What you should do
Copy each line of the records that contains the word "this".
====== Supplied records ======
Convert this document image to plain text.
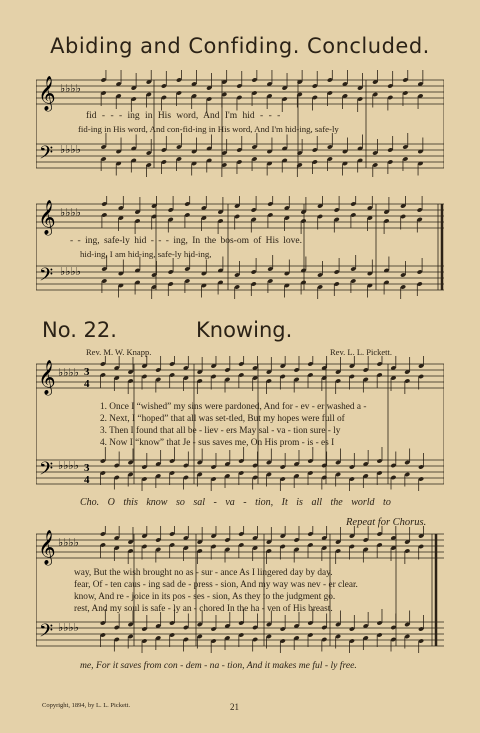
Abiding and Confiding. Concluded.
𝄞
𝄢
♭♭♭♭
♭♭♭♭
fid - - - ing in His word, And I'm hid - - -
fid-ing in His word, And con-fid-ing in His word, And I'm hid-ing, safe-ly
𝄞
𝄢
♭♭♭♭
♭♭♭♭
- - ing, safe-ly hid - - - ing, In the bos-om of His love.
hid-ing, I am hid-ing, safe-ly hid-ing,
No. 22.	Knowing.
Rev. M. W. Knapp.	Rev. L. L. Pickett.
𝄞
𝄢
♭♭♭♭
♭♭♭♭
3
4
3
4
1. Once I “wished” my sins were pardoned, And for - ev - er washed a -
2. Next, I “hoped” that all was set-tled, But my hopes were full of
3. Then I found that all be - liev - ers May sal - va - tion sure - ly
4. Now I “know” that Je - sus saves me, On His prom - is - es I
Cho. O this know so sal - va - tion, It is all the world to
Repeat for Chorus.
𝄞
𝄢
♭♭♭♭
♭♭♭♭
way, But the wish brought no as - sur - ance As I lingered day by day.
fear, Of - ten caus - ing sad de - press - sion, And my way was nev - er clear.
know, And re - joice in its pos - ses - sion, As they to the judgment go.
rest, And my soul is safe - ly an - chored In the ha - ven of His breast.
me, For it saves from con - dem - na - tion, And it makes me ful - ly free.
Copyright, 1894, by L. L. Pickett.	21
======
Task solution
Convert this document image to plain text.
Cho. O this know so sal - va - tion, It is all the world to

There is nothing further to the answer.